*STATED GOAL:* Make an exact copy of the entries below.

*DATASET RECORDS:*
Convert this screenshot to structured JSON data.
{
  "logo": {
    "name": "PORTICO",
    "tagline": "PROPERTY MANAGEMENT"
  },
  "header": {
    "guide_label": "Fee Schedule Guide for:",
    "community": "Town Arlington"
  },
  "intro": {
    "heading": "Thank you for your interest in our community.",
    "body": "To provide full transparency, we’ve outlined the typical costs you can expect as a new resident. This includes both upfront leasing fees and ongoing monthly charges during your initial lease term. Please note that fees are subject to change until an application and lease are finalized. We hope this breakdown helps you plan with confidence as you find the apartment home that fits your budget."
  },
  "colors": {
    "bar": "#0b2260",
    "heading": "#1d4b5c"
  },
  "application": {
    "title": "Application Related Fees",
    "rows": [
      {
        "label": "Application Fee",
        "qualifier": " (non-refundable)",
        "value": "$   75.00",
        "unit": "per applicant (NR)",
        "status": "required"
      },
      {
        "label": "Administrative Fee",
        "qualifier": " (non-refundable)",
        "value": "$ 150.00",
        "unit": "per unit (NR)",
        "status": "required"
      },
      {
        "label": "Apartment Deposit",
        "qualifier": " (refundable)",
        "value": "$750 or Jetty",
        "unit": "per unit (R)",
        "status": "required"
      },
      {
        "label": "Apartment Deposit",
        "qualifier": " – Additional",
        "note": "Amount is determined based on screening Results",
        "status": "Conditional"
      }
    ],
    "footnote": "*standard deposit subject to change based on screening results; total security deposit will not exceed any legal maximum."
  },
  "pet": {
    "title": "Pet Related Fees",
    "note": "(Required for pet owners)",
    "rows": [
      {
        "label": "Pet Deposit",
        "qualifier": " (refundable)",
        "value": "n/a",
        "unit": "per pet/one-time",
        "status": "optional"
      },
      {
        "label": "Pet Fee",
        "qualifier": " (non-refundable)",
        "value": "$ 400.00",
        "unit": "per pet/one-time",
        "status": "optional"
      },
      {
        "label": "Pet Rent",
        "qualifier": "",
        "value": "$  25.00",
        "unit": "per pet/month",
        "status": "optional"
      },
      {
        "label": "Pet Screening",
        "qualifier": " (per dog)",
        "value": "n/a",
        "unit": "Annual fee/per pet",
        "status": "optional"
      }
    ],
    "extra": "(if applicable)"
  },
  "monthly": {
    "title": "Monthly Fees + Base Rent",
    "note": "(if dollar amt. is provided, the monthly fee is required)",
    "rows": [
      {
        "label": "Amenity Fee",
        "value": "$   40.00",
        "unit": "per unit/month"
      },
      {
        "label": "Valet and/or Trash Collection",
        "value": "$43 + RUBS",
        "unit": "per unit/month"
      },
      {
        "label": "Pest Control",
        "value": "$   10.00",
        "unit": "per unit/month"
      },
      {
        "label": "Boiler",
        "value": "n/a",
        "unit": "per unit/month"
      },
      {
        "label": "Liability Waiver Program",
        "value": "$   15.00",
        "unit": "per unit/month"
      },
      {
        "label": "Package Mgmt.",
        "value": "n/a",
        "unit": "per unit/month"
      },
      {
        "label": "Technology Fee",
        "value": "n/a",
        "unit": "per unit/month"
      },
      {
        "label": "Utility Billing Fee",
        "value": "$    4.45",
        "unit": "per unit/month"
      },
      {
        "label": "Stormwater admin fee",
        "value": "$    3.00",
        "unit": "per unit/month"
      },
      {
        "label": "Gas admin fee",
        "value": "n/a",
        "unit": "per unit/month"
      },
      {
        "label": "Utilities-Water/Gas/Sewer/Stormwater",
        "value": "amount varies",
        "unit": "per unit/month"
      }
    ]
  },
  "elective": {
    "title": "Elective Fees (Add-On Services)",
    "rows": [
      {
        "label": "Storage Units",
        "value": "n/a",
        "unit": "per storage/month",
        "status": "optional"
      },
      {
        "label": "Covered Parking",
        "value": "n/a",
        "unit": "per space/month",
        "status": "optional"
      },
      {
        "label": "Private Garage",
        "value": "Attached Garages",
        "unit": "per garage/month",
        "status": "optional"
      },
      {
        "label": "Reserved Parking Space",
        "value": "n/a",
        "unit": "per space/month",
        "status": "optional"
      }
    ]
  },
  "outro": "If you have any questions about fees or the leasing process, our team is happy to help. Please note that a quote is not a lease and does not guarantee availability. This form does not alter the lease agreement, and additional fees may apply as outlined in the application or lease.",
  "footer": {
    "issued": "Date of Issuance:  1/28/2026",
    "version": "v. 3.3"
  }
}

*THE OUTPUT:*
Convert this screenshot to structured JSON data.
{
  "logo": {
    "name": "PORTICO",
    "tagline": "PROPERTY MANAGEMENT"
  },
  "header": {
    "guide_label": "Fee Schedule Guide for:",
    "community": "Town Arlington"
  },
  "intro": {
    "heading": "Thank you for your interest in our community.",
    "body": "To provide full transparency, we’ve outlined the typical costs you can expect as a new resident. This includes both upfront leasing fees and ongoing monthly charges during your initial lease term. Please note that fees are subject to change until an application and lease are finalized. We hope this breakdown helps you plan with confidence as you find the apartment home that fits your budget."
  },
  "colors": {
    "bar": "#0b2260",
    "heading": "#1d4b5c"
  },
  "application": {
    "title": "Application Related Fees",
    "rows": [
      {
        "label": "Application Fee",
        "qualifier": " (non-refundable)",
        "value": "$   75.00",
        "unit": "per applicant (NR)",
        "status": "required"
      },
      {
        "label": "Administrative Fee",
        "qualifier": " (non-refundable)",
        "value": "$ 150.00",
        "unit": "per unit (NR)",
        "status": "required"
      },
      {
        "label": "Apartment Deposit",
        "qualifier": " (refundable)",
        "value": "$750 or Jetty",
        "unit": "per unit (R)",
        "status": "required"
      },
      {
        "label": "Apartment Deposit",
        "qualifier": " – Additional",
        "note": "Amount is determined based on screening Results",
        "status": "Conditional"
      }
    ],
    "footnote": "*standard deposit subject to change based on screening results; total security deposit will not exceed any legal maximum."
  },
  "pet": {
    "title": "Pet Related Fees",
    "note": "(Required for pet owners)",
    "rows": [
      {
        "label": "Pet Deposit",
        "qualifier": " (refundable)",
        "value": "n/a",
        "unit": "per pet/one-time",
        "status": "optional"
      },
      {
        "label": "Pet Fee",
        "qualifier": " (non-refundable)",
        "value": "$ 400.00",
        "unit": "per pet/one-time",
        "status": "optional"
      },
      {
        "label": "Pet Rent",
        "qualifier": "",
        "value": "$  25.00",
        "unit": "per pet/month",
        "status": "optional"
      },
      {
        "label": "Pet Screening",
        "qualifier": " (per dog)",
        "value": "n/a",
        "unit": "Annual fee/per pet",
        "status": "optional"
      }
    ],
    "extra": "(if applicable)"
  },
  "monthly": {
    "title": "Monthly Fees + Base Rent",
    "note": "(if dollar amt. is provided, the monthly fee is required)",
    "rows": [
      {
        "label": "Amenity Fee",
        "value": "$   40.00",
        "unit": "per unit/month"
      },
      {
        "label": "Valet and/or Trash Collection",
        "value": "$43 + RUBS",
        "unit": "per unit/month"
      },
      {
        "label": "Pest Control",
        "value": "$   10.00",
        "unit": "per unit/month"
      },
      {
        "label": "Boiler",
        "value": "n/a",
        "unit": "per unit/month"
      },
      {
        "label": "Liability Waiver Program",
        "value": "$   15.00",
        "unit": "per unit/month"
      },
      {
        "label": "Package Mgmt.",
        "value": "n/a",
        "unit": "per unit/month"
      },
      {
        "label": "Technology Fee",
        "value": "n/a",
        "unit": "per unit/month"
      },
      {
        "label": "Utility Billing Fee",
        "value": "$    4.45",
        "unit": "per unit/month"
      },
      {
        "label": "Stormwater admin fee",
        "value": "$    3.00",
        "unit": "per unit/month"
      },
      {
        "label": "Gas admin fee",
        "value": "n/a",
        "unit": "per unit/month"
      },
      {
        "label": "Utilities-Water/Gas/Sewer/Stormwater",
        "value": "amount varies",
        "unit": "per unit/month"
      }
    ]
  },
  "elective": {
    "title": "Elective Fees (Add-On Services)",
    "rows": [
      {
        "label": "Storage Units",
        "value": "n/a",
        "unit": "per storage/month",
        "status": "optional"
      },
      {
        "label": "Covered Parking",
        "value": "n/a",
        "unit": "per space/month",
        "status": "optional"
      },
      {
        "label": "Private Garage",
        "value": "Attached Garages",
        "unit": "per garage/month",
        "status": "optional"
      },
      {
        "label": "Reserved Parking Space",
        "value": "n/a",
        "unit": "per space/month",
        "status": "optional"
      }
    ]
  },
  "outro": "If you have any questions about fees or the leasing process, our team is happy to help. Please note that a quote is not a lease and does not guarantee availability. This form does not alter the lease agreement, and additional fees may apply as outlined in the application or lease.",
  "footer": {
    "issued": "Date of Issuance:  1/28/2026",
    "version": "v. 3.3"
  }
}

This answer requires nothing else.